== Given data ==
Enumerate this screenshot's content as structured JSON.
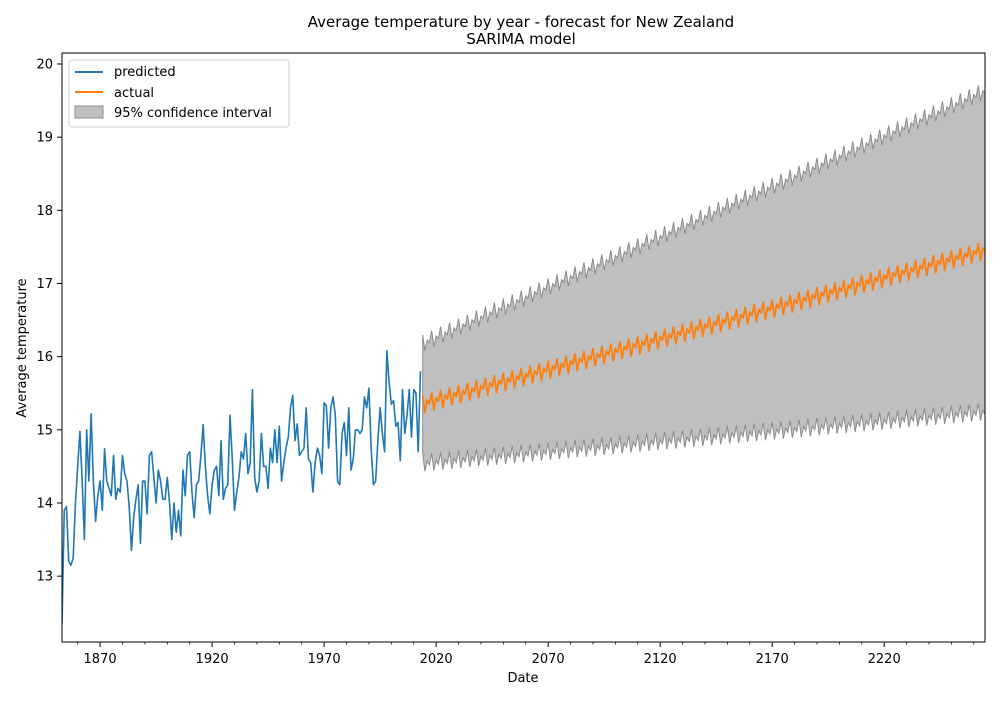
{
  "chart_data": {
    "type": "line",
    "title": "Average temperature by year - forecast for New Zealand",
    "subtitle": "SARIMA model",
    "xlabel": "Date",
    "ylabel": "Average temperature",
    "xlim": [
      1853,
      2265
    ],
    "ylim": [
      12.1,
      20.15
    ],
    "xticks": [
      {
        "value": 1870,
        "label": "1870"
      },
      {
        "value": 1920,
        "label": "1920"
      },
      {
        "value": 1970,
        "label": "1970"
      },
      {
        "value": 2020,
        "label": "2020"
      },
      {
        "value": 2070,
        "label": "2070"
      },
      {
        "value": 2120,
        "label": "2120"
      },
      {
        "value": 2170,
        "label": "2170"
      },
      {
        "value": 2220,
        "label": "2220"
      }
    ],
    "yticks": [
      {
        "value": 13,
        "label": "13"
      },
      {
        "value": 14,
        "label": "14"
      },
      {
        "value": 15,
        "label": "15"
      },
      {
        "value": 16,
        "label": "16"
      },
      {
        "value": 17,
        "label": "17"
      },
      {
        "value": 18,
        "label": "18"
      },
      {
        "value": 19,
        "label": "19"
      },
      {
        "value": 20,
        "label": "20"
      }
    ],
    "grid": false,
    "legend": {
      "placement": "top-left",
      "entries": [
        {
          "label": "predicted",
          "kind": "line",
          "color": "#1f77b4"
        },
        {
          "label": "actual",
          "kind": "line",
          "color": "#ff7f0e"
        },
        {
          "label": "95% confidence interval",
          "kind": "patch",
          "color": "#bfbfbf"
        }
      ]
    },
    "series": [
      {
        "name": "predicted",
        "color": "#1f77b4",
        "x": [
          1853,
          1854,
          1855,
          1856,
          1857,
          1858,
          1859,
          1860,
          1861,
          1862,
          1863,
          1864,
          1865,
          1866,
          1867,
          1868,
          1869,
          1870,
          1871,
          1872,
          1873,
          1874,
          1875,
          1876,
          1877,
          1878,
          1879,
          1880,
          1881,
          1882,
          1883,
          1884,
          1885,
          1886,
          1887,
          1888,
          1889,
          1890,
          1891,
          1892,
          1893,
          1894,
          1895,
          1896,
          1897,
          1898,
          1899,
          1900,
          1901,
          1902,
          1903,
          1904,
          1905,
          1906,
          1907,
          1908,
          1909,
          1910,
          1911,
          1912,
          1913,
          1914,
          1915,
          1916,
          1917,
          1918,
          1919,
          1920,
          1921,
          1922,
          1923,
          1924,
          1925,
          1926,
          1927,
          1928,
          1929,
          1930,
          1931,
          1932,
          1933,
          1934,
          1935,
          1936,
          1937,
          1938,
          1939,
          1940,
          1941,
          1942,
          1943,
          1944,
          1945,
          1946,
          1947,
          1948,
          1949,
          1950,
          1951,
          1952,
          1953,
          1954,
          1955,
          1956,
          1957,
          1958,
          1959,
          1960,
          1961,
          1962,
          1963,
          1964,
          1965,
          1966,
          1967,
          1968,
          1969,
          1970,
          1971,
          1972,
          1973,
          1974,
          1975,
          1976,
          1977,
          1978,
          1979,
          1980,
          1981,
          1982,
          1983,
          1984,
          1985,
          1986,
          1987,
          1988,
          1989,
          1990,
          1991,
          1992,
          1993,
          1994,
          1995,
          1996,
          1997,
          1998,
          1999,
          2000,
          2001,
          2002,
          2003,
          2004,
          2005,
          2006,
          2007,
          2008,
          2009,
          2010,
          2011,
          2012,
          2013
        ],
        "values": [
          12.35,
          13.9,
          13.95,
          13.2,
          13.15,
          13.25,
          14.0,
          14.5,
          14.98,
          14.3,
          13.5,
          15.0,
          14.3,
          15.22,
          14.3,
          13.75,
          14.1,
          14.3,
          13.9,
          14.74,
          14.3,
          14.2,
          14.1,
          14.65,
          14.05,
          14.2,
          14.15,
          14.65,
          14.4,
          14.3,
          13.95,
          13.35,
          13.8,
          14.05,
          14.25,
          13.45,
          14.3,
          14.3,
          13.85,
          14.65,
          14.7,
          14.35,
          14.0,
          14.45,
          14.3,
          14.05,
          14.05,
          14.35,
          14.0,
          13.5,
          14.0,
          13.6,
          13.9,
          13.55,
          14.45,
          14.1,
          14.65,
          14.7,
          14.15,
          13.8,
          14.25,
          14.3,
          14.65,
          15.07,
          14.5,
          14.1,
          13.85,
          14.25,
          14.45,
          14.5,
          14.1,
          14.85,
          14.05,
          14.2,
          14.25,
          15.2,
          14.6,
          13.9,
          14.15,
          14.35,
          14.7,
          14.6,
          14.95,
          14.4,
          14.55,
          15.55,
          14.35,
          14.15,
          14.3,
          14.95,
          14.5,
          14.5,
          14.2,
          14.75,
          14.55,
          15.0,
          14.55,
          15.05,
          14.3,
          14.55,
          14.75,
          14.9,
          15.3,
          15.47,
          14.85,
          15.08,
          14.65,
          14.7,
          14.75,
          15.3,
          14.6,
          14.55,
          14.15,
          14.55,
          14.75,
          14.65,
          14.4,
          15.37,
          15.33,
          14.75,
          15.3,
          15.45,
          15.2,
          14.3,
          14.25,
          14.95,
          15.1,
          14.65,
          15.3,
          14.45,
          14.6,
          15.0,
          15.0,
          14.95,
          15.0,
          15.45,
          15.3,
          15.57,
          14.75,
          14.25,
          14.3,
          14.85,
          15.3,
          14.95,
          14.7,
          16.08,
          15.65,
          15.35,
          15.4,
          15.05,
          15.1,
          14.58,
          15.55,
          14.95,
          15.2,
          15.55,
          14.9,
          15.55,
          15.5,
          14.7,
          15.8
        ]
      },
      {
        "name": "actual",
        "color": "#ff7f0e",
        "forecast": {
          "start": 2014,
          "end": 2265,
          "start_value": 15.35,
          "end_value": 17.45,
          "season_amplitude": 0.12,
          "season_period": 4
        }
      }
    ],
    "confidence_interval": {
      "color": "#bfbfbf",
      "edge_color": "#8c8c8c",
      "start": 2014,
      "end": 2265,
      "upper_start": 16.15,
      "upper_end": 19.6,
      "lower_start": 14.55,
      "lower_end": 15.25
    }
  }
}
===
Exercise details:
Copy every entry word for word, but omit the pictures.

Correct output:
Enumerate this screenshot's content as structured JSON.
{
  "chart_data": {
    "type": "line",
    "title": "Average temperature by year - forecast for New Zealand",
    "subtitle": "SARIMA model",
    "xlabel": "Date",
    "ylabel": "Average temperature",
    "xlim": [
      1853,
      2265
    ],
    "ylim": [
      12.1,
      20.15
    ],
    "xticks": [
      {
        "value": 1870,
        "label": "1870"
      },
      {
        "value": 1920,
        "label": "1920"
      },
      {
        "value": 1970,
        "label": "1970"
      },
      {
        "value": 2020,
        "label": "2020"
      },
      {
        "value": 2070,
        "label": "2070"
      },
      {
        "value": 2120,
        "label": "2120"
      },
      {
        "value": 2170,
        "label": "2170"
      },
      {
        "value": 2220,
        "label": "2220"
      }
    ],
    "yticks": [
      {
        "value": 13,
        "label": "13"
      },
      {
        "value": 14,
        "label": "14"
      },
      {
        "value": 15,
        "label": "15"
      },
      {
        "value": 16,
        "label": "16"
      },
      {
        "value": 17,
        "label": "17"
      },
      {
        "value": 18,
        "label": "18"
      },
      {
        "value": 19,
        "label": "19"
      },
      {
        "value": 20,
        "label": "20"
      }
    ],
    "grid": false,
    "legend": {
      "placement": "top-left",
      "entries": [
        {
          "label": "predicted",
          "kind": "line",
          "color": "#1f77b4"
        },
        {
          "label": "actual",
          "kind": "line",
          "color": "#ff7f0e"
        },
        {
          "label": "95% confidence interval",
          "kind": "patch",
          "color": "#bfbfbf"
        }
      ]
    },
    "series": [
      {
        "name": "predicted",
        "color": "#1f77b4",
        "x": [
          1853,
          1854,
          1855,
          1856,
          1857,
          1858,
          1859,
          1860,
          1861,
          1862,
          1863,
          1864,
          1865,
          1866,
          1867,
          1868,
          1869,
          1870,
          1871,
          1872,
          1873,
          1874,
          1875,
          1876,
          1877,
          1878,
          1879,
          1880,
          1881,
          1882,
          1883,
          1884,
          1885,
          1886,
          1887,
          1888,
          1889,
          1890,
          1891,
          1892,
          1893,
          1894,
          1895,
          1896,
          1897,
          1898,
          1899,
          1900,
          1901,
          1902,
          1903,
          1904,
          1905,
          1906,
          1907,
          1908,
          1909,
          1910,
          1911,
          1912,
          1913,
          1914,
          1915,
          1916,
          1917,
          1918,
          1919,
          1920,
          1921,
          1922,
          1923,
          1924,
          1925,
          1926,
          1927,
          1928,
          1929,
          1930,
          1931,
          1932,
          1933,
          1934,
          1935,
          1936,
          1937,
          1938,
          1939,
          1940,
          1941,
          1942,
          1943,
          1944,
          1945,
          1946,
          1947,
          1948,
          1949,
          1950,
          1951,
          1952,
          1953,
          1954,
          1955,
          1956,
          1957,
          1958,
          1959,
          1960,
          1961,
          1962,
          1963,
          1964,
          1965,
          1966,
          1967,
          1968,
          1969,
          1970,
          1971,
          1972,
          1973,
          1974,
          1975,
          1976,
          1977,
          1978,
          1979,
          1980,
          1981,
          1982,
          1983,
          1984,
          1985,
          1986,
          1987,
          1988,
          1989,
          1990,
          1991,
          1992,
          1993,
          1994,
          1995,
          1996,
          1997,
          1998,
          1999,
          2000,
          2001,
          2002,
          2003,
          2004,
          2005,
          2006,
          2007,
          2008,
          2009,
          2010,
          2011,
          2012,
          2013
        ],
        "values": [
          12.35,
          13.9,
          13.95,
          13.2,
          13.15,
          13.25,
          14.0,
          14.5,
          14.98,
          14.3,
          13.5,
          15.0,
          14.3,
          15.22,
          14.3,
          13.75,
          14.1,
          14.3,
          13.9,
          14.74,
          14.3,
          14.2,
          14.1,
          14.65,
          14.05,
          14.2,
          14.15,
          14.65,
          14.4,
          14.3,
          13.95,
          13.35,
          13.8,
          14.05,
          14.25,
          13.45,
          14.3,
          14.3,
          13.85,
          14.65,
          14.7,
          14.35,
          14.0,
          14.45,
          14.3,
          14.05,
          14.05,
          14.35,
          14.0,
          13.5,
          14.0,
          13.6,
          13.9,
          13.55,
          14.45,
          14.1,
          14.65,
          14.7,
          14.15,
          13.8,
          14.25,
          14.3,
          14.65,
          15.07,
          14.5,
          14.1,
          13.85,
          14.25,
          14.45,
          14.5,
          14.1,
          14.85,
          14.05,
          14.2,
          14.25,
          15.2,
          14.6,
          13.9,
          14.15,
          14.35,
          14.7,
          14.6,
          14.95,
          14.4,
          14.55,
          15.55,
          14.35,
          14.15,
          14.3,
          14.95,
          14.5,
          14.5,
          14.2,
          14.75,
          14.55,
          15.0,
          14.55,
          15.05,
          14.3,
          14.55,
          14.75,
          14.9,
          15.3,
          15.47,
          14.85,
          15.08,
          14.65,
          14.7,
          14.75,
          15.3,
          14.6,
          14.55,
          14.15,
          14.55,
          14.75,
          14.65,
          14.4,
          15.37,
          15.33,
          14.75,
          15.3,
          15.45,
          15.2,
          14.3,
          14.25,
          14.95,
          15.1,
          14.65,
          15.3,
          14.45,
          14.6,
          15.0,
          15.0,
          14.95,
          15.0,
          15.45,
          15.3,
          15.57,
          14.75,
          14.25,
          14.3,
          14.85,
          15.3,
          14.95,
          14.7,
          16.08,
          15.65,
          15.35,
          15.4,
          15.05,
          15.1,
          14.58,
          15.55,
          14.95,
          15.2,
          15.55,
          14.9,
          15.55,
          15.5,
          14.7,
          15.8
        ]
      },
      {
        "name": "actual",
        "color": "#ff7f0e",
        "forecast": {
          "start": 2014,
          "end": 2265,
          "start_value": 15.35,
          "end_value": 17.45,
          "season_amplitude": 0.12,
          "season_period": 4
        }
      }
    ],
    "confidence_interval": {
      "color": "#bfbfbf",
      "edge_color": "#8c8c8c",
      "start": 2014,
      "end": 2265,
      "upper_start": 16.15,
      "upper_end": 19.6,
      "lower_start": 14.55,
      "lower_end": 15.25
    }
  }
}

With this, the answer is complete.